The exercise
Where a line of the listing below includes the word "điện", reproduce that line.

━━ Given records ━━

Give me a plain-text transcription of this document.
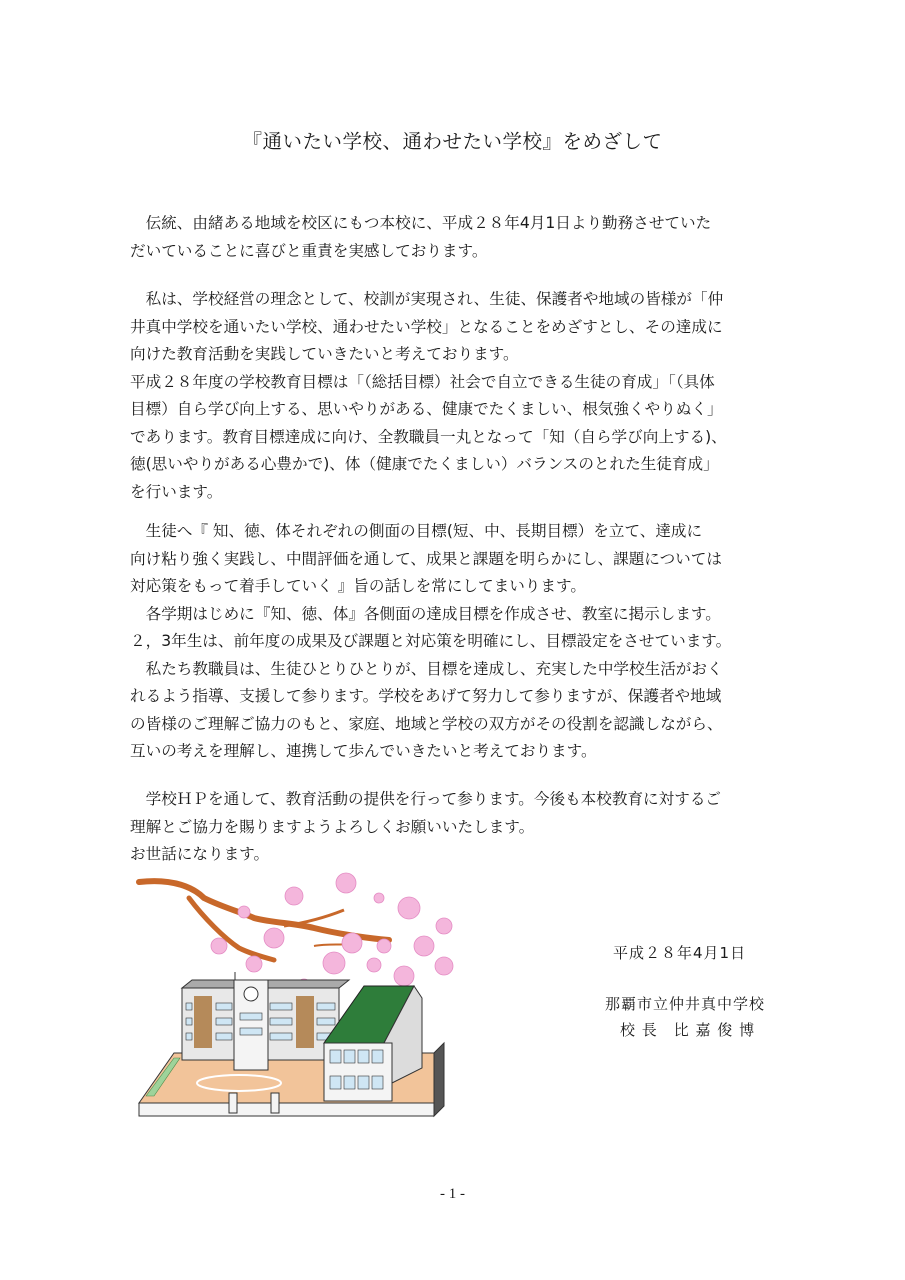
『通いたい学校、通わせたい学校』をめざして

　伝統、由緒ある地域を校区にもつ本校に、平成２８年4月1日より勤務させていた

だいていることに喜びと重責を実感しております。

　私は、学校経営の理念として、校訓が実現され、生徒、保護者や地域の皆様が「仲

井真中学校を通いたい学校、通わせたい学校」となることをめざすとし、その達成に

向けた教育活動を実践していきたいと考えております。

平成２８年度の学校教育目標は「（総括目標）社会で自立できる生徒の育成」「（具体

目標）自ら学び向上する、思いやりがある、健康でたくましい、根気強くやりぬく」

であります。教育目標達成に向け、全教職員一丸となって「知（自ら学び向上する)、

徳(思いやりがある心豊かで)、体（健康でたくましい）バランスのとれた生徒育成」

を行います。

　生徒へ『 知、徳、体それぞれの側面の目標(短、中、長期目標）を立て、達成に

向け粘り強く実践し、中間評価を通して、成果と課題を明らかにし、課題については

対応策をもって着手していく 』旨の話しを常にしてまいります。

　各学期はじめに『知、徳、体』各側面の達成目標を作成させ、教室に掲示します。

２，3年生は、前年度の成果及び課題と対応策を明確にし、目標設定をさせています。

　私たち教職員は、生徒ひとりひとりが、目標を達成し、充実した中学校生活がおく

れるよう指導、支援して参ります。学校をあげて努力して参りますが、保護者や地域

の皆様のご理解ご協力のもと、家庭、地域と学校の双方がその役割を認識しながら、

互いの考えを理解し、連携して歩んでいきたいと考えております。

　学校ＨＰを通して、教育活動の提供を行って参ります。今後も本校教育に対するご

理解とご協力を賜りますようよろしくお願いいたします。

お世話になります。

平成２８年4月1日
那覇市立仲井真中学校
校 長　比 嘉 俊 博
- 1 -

━━━
━━ Given records ━━

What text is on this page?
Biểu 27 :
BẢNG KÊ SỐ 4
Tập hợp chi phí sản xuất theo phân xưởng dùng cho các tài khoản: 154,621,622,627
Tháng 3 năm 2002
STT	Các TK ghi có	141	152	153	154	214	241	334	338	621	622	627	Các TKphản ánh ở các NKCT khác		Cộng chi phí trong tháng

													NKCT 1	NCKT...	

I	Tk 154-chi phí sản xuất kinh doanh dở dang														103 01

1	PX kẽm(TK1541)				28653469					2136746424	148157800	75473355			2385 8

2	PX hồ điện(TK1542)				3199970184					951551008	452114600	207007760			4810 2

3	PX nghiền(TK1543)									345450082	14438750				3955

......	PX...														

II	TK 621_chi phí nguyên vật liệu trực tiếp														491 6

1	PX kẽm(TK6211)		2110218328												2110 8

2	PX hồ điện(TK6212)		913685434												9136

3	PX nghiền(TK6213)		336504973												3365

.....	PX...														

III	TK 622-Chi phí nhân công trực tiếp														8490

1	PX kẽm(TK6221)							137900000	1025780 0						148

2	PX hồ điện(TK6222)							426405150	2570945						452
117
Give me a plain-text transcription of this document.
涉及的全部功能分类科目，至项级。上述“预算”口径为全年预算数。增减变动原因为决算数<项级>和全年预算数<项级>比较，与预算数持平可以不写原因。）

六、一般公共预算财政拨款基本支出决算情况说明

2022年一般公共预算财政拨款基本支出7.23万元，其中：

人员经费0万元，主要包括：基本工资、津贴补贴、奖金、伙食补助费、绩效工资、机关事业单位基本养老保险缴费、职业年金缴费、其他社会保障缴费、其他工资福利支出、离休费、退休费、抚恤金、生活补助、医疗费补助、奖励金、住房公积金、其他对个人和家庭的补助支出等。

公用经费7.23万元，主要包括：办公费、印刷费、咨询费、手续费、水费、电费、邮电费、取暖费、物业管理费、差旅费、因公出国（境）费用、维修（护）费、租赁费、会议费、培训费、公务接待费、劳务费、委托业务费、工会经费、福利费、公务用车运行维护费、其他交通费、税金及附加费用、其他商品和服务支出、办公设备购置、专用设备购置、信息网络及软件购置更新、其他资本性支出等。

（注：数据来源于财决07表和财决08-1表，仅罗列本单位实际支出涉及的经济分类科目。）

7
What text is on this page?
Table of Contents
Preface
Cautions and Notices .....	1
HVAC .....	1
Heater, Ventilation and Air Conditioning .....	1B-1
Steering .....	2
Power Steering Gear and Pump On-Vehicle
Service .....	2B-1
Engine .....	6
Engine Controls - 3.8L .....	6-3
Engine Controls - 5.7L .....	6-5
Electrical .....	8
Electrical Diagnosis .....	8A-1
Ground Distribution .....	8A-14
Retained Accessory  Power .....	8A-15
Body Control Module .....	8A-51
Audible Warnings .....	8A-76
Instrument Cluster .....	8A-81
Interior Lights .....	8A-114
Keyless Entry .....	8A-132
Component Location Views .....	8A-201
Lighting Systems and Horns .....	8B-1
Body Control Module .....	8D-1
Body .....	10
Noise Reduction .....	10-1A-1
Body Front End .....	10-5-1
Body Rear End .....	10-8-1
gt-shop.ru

━━━
━━ Given records ━━

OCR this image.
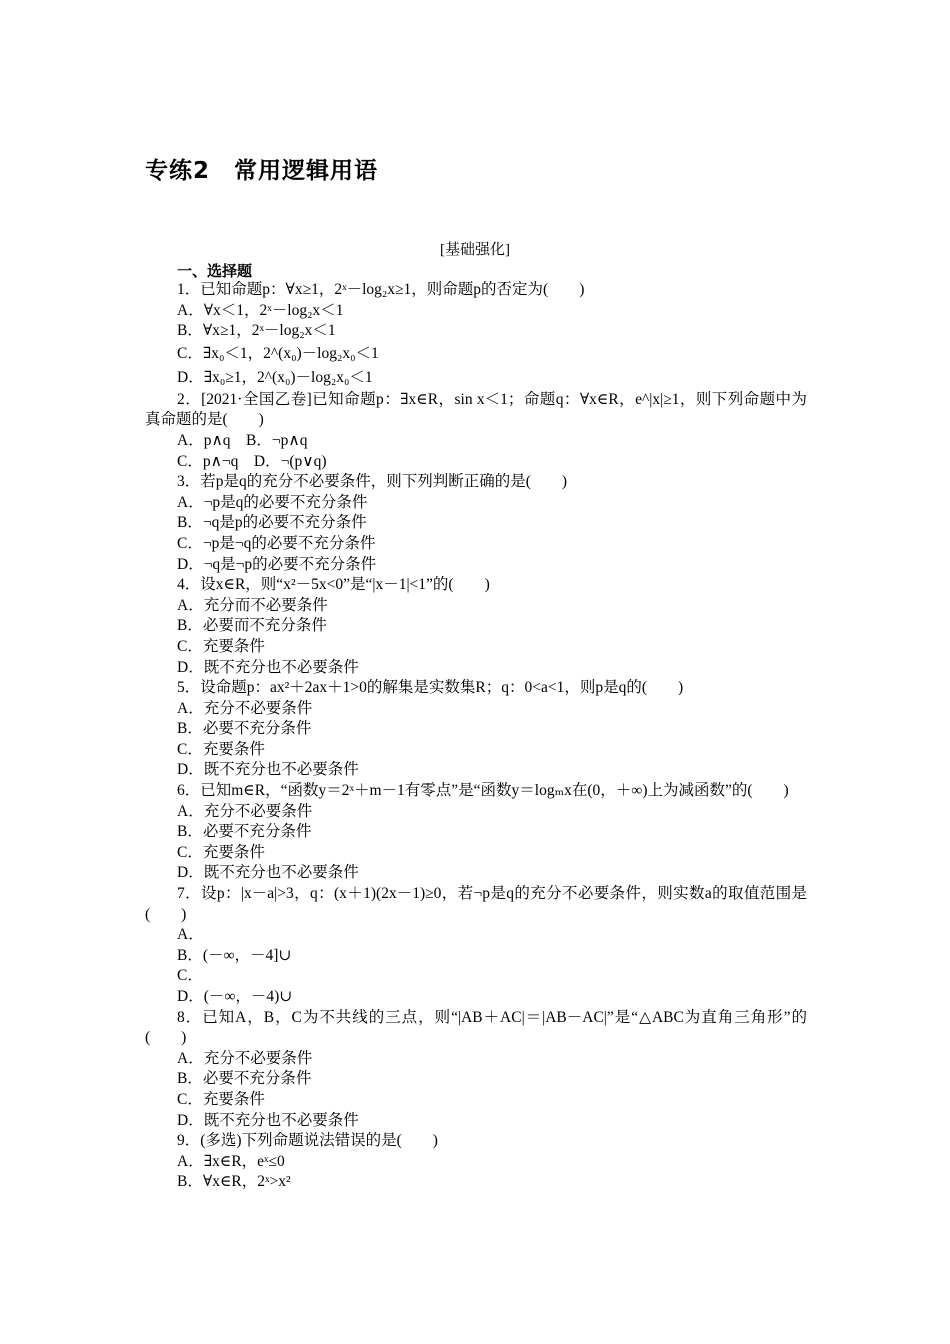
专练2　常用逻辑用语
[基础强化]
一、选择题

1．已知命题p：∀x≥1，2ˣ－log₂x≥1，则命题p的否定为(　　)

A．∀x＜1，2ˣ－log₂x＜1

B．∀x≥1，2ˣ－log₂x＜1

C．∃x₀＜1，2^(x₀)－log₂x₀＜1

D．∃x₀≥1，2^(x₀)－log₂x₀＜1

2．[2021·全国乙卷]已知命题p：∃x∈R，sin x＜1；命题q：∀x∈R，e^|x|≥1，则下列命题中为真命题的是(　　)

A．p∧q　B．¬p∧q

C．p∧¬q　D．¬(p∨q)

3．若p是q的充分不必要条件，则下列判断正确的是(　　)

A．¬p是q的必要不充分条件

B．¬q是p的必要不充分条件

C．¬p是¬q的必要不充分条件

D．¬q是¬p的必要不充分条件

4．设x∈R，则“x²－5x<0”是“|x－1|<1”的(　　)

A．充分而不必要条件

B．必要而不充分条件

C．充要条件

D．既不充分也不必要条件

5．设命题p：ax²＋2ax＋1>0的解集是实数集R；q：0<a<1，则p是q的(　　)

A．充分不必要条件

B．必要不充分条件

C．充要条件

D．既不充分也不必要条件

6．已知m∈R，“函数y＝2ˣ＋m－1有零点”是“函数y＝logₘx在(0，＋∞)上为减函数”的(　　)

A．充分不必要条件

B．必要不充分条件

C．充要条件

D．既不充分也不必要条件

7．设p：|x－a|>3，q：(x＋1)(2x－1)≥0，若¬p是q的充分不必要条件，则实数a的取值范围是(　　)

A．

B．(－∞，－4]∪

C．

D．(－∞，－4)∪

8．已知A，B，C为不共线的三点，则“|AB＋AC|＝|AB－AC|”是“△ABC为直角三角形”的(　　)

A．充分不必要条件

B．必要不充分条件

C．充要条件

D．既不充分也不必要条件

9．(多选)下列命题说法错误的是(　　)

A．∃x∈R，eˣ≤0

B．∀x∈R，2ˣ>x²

━━━

Response below
2	PX hồ điện(TK1542)				3199970184					951551008	452114600	207007760			4810 2
2	PX hồ điện(TK6212)		913685434												9136
2	PX hồ điện(TK6222)							426405150	2570945						452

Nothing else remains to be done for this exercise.